What the task asks
Which lines in the material below contain the word "this"? Copy each of them.

Stored records

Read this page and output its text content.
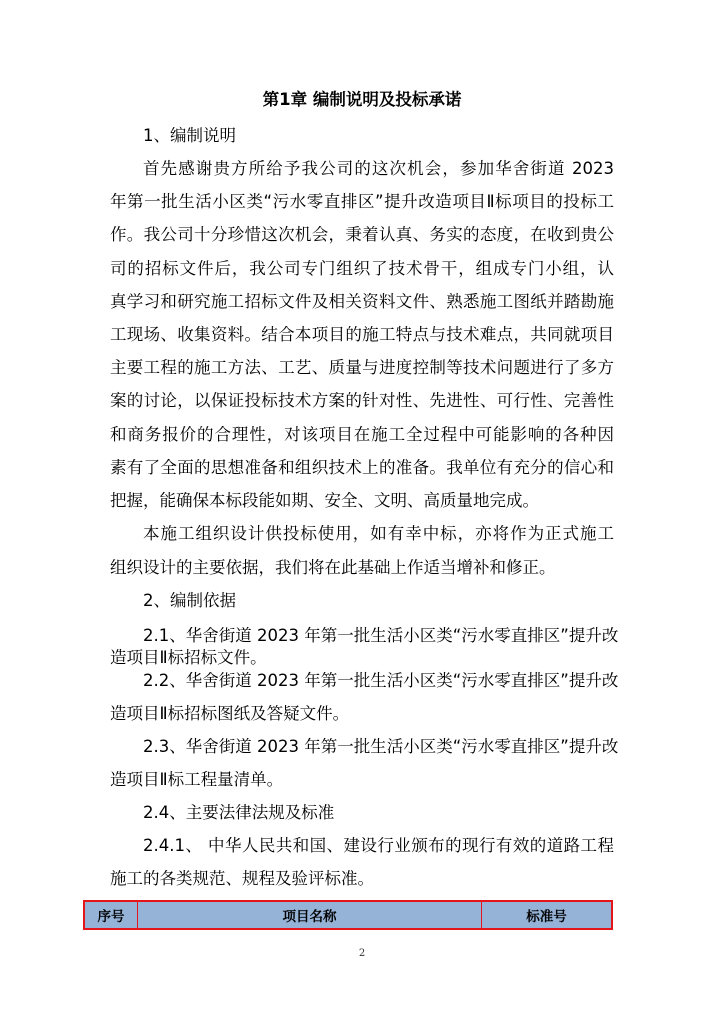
第1章 编制说明及投标承诺
1、编制说明
首先感谢贵方所给予我公司的这次机会，参加华舍街道 2023
年第一批生活小区类“污水零直排区”提升改造项目Ⅱ标项目的投标工
作。我公司十分珍惜这次机会，秉着认真、务实的态度，在收到贵公
司的招标文件后，我公司专门组织了技术骨干，组成专门小组，认
真学习和研究施工招标文件及相关资料文件、熟悉施工图纸并踏勘施
工现场、收集资料。结合本项目的施工特点与技术难点，共同就项目
主要工程的施工方法、工艺、质量与进度控制等技术问题进行了多方
案的讨论，以保证投标技术方案的针对性、先进性、可行性、完善性
和商务报价的合理性，对该项目在施工全过程中可能影响的各种因
素有了全面的思想准备和组织技术上的准备。我单位有充分的信心和
把握，能确保本标段能如期、安全、文明、高质量地完成。
本施工组织设计供投标使用，如有幸中标，亦将作为正式施工
组织设计的主要依据，我们将在此基础上作适当增补和修正。
2、编制依据
2.1、华舍街道 2023 年第一批生活小区类“污水零直排区”提升改
造项目Ⅱ标招标文件。
2.2、华舍街道 2023 年第一批生活小区类“污水零直排区”提升改
造项目Ⅱ标招标图纸及答疑文件。
2.3、华舍街道 2023 年第一批生活小区类“污水零直排区”提升改
造项目Ⅱ标工程量清单。
2.4、主要法律法规及标准
2.4.1、 中华人民共和国、建设行业颁布的现行有效的道路工程
施工的各类规范、规程及验评标准。
序号	项目名称	标准号
2
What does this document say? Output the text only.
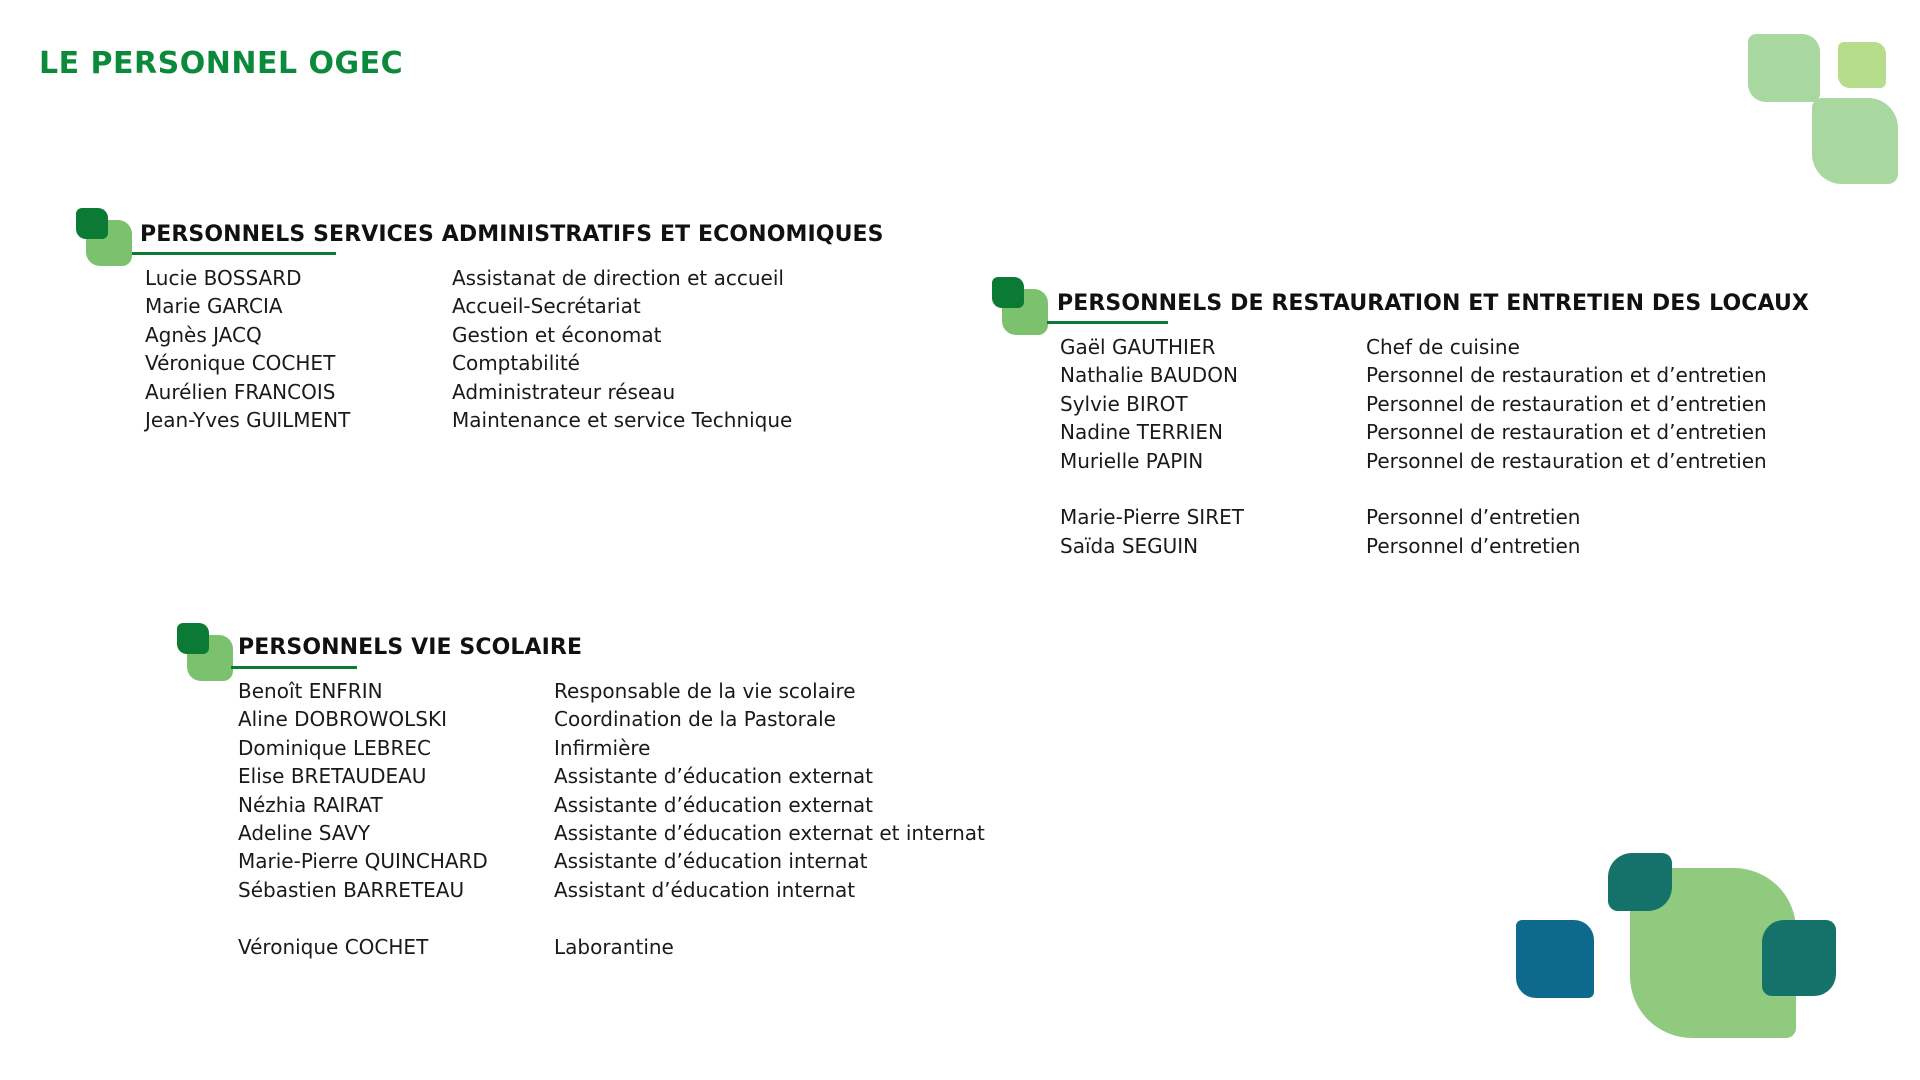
LE PERSONNEL OGEC
PERSONNELS SERVICES ADMINISTRATIFS ET ECONOMIQUES
Lucie BOSSARD	Assistanat de direction et accueil
Marie GARCIA	Accueil-Secrétariat
Agnès JACQ	Gestion et économat
Véronique COCHET	Comptabilité
Aurélien FRANCOIS	Administrateur réseau
Jean-Yves GUILMENT	Maintenance et service Technique
PERSONNELS DE RESTAURATION ET ENTRETIEN DES LOCAUX
Gaël GAUTHIER	Chef de cuisine
Nathalie BAUDON	Personnel de restauration et d’entretien
Sylvie BIROT	Personnel de restauration et d’entretien
Nadine TERRIEN	Personnel de restauration et d’entretien
Murielle PAPIN	Personnel de restauration et d’entretien
Marie-Pierre SIRET	Personnel d’entretien
Saïda SEGUIN	Personnel d’entretien
PERSONNELS VIE SCOLAIRE
Benoît ENFRIN	Responsable de la vie scolaire
Aline DOBROWOLSKI	Coordination de la Pastorale
Dominique LEBREC	Infirmière
Elise BRETAUDEAU	Assistante d’éducation externat
Nézhia RAIRAT	Assistante d’éducation externat
Adeline SAVY	Assistante d’éducation externat et internat
Marie-Pierre QUINCHARD	Assistante d’éducation internat
Sébastien BARRETEAU	Assistant d’éducation internat
Véronique COCHET	Laborantine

Solution below
Read this page and output its text content.
What does this document say? Output the text only.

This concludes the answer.